* Data entries
## Begin
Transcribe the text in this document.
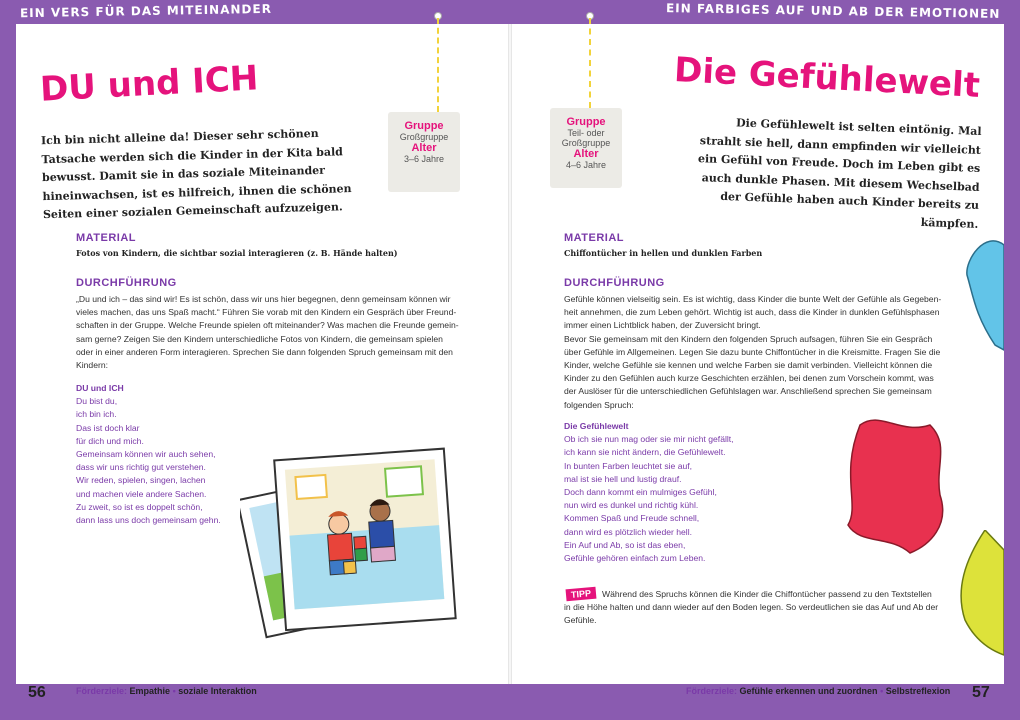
EIN VERS FÜR DAS MITEINANDER	EIN FARBIGES AUF UND AB DER EMOTIONEN
DU und ICH	Die Gefühlewelt
Ich bin nicht alleine da! Dieser sehr schönen Tatsache werden sich die Kinder in der Kita bald bewusst. Damit sie in das soziale Miteinander hineinwachsen, ist es hilfreich, ihnen die schönen Seiten einer sozialen Gemeinschaft aufzuzeigen.
Die Gefühlewelt ist selten eintönig. Mal strahlt sie hell, dann empfinden wir vielleicht ein Gefühl von Freude. Doch im Leben gibt es auch dunkle Phasen. Mit diesem Wechselbad der Gefühle haben auch Kinder bereits zu kämpfen.
Gruppe
Großgruppe
Alter
3–6 Jahre
Gruppe
Teil- oder
Großgruppe
Alter
4–6 Jahre
MATERIAL
Fotos von Kindern, die sichtbar sozial interagieren (z. B. Hände halten)
DURCHFÜHRUNG
„Du und ich – das sind wir! Es ist schön, dass wir uns hier begegnen, denn gemeinsam können wir
vieles machen, das uns Spaß macht.“ Führen Sie vorab mit den Kindern ein Gespräch über Freund-
schaften in der Gruppe. Welche Freunde spielen oft miteinander? Was machen die Freunde gemein-
sam gerne? Zeigen Sie den Kindern unterschiedliche Fotos von Kindern, die gemeinsam spielen
oder in einer anderen Form interagieren. Sprechen Sie dann folgenden Spruch gemeinsam mit den
Kindern:
DU und ICH
Du bist du,
ich bin ich.
Das ist doch klar
für dich und mich.
Gemeinsam können wir auch sehen,
dass wir uns richtig gut verstehen.
Wir reden, spielen, singen, lachen
und machen viele andere Sachen.
Zu zweit, so ist es doppelt schön,
dann lass uns doch gemeinsam gehn.
MATERIAL
Chiffontücher in hellen und dunklen Farben
DURCHFÜHRUNG
Gefühle können vielseitig sein. Es ist wichtig, dass Kinder die bunte Welt der Gefühle als Gegeben-
heit annehmen, die zum Leben gehört. Wichtig ist auch, dass die Kinder in dunklen Gefühlsphasen
immer einen Lichtblick haben, der Zuversicht bringt.
Bevor Sie gemeinsam mit den Kindern den folgenden Spruch aufsagen, führen Sie ein Gespräch
über Gefühle im Allgemeinen. Legen Sie dazu bunte Chiffontücher in die Kreismitte. Fragen Sie die
Kinder, welche Gefühle sie kennen und welche Farben sie damit verbinden. Vielleicht können die
Kinder zu den Gefühlen auch kurze Geschichten erzählen, bei denen zum Vorschein kommt, was
der Auslöser für die unterschiedlichen Gefühlslagen war. Anschließend sprechen Sie gemeinsam
folgenden Spruch:
Die Gefühlewelt
Ob ich sie nun mag oder sie mir nicht gefällt,
ich kann sie nicht ändern, die Gefühlewelt.
In bunten Farben leuchtet sie auf,
mal ist sie hell und lustig drauf.
Doch dann kommt ein mulmiges Gefühl,
nun wird es dunkel und richtig kühl.
Kommen Spaß und Freude schnell,
dann wird es plötzlich wieder hell.
Ein Auf und Ab, so ist das eben,
Gefühle gehören einfach zum Leben.
TIPP	Während des Spruchs können die Kinder die Chiffontücher passend zu den Textstellen
in die Höhe halten und dann wieder auf den Boden legen. So verdeutlichen sie das Auf und Ab der
Gefühle.
56	Förderziele: Empathie • soziale Interaktion	Förderziele: Gefühle erkennen und zuordnen • Selbstreflexion 57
## End
* REQUEST
Find the number of lines in which the word "spielen" occurs, and write nothing but that number.

* SOLUTION
3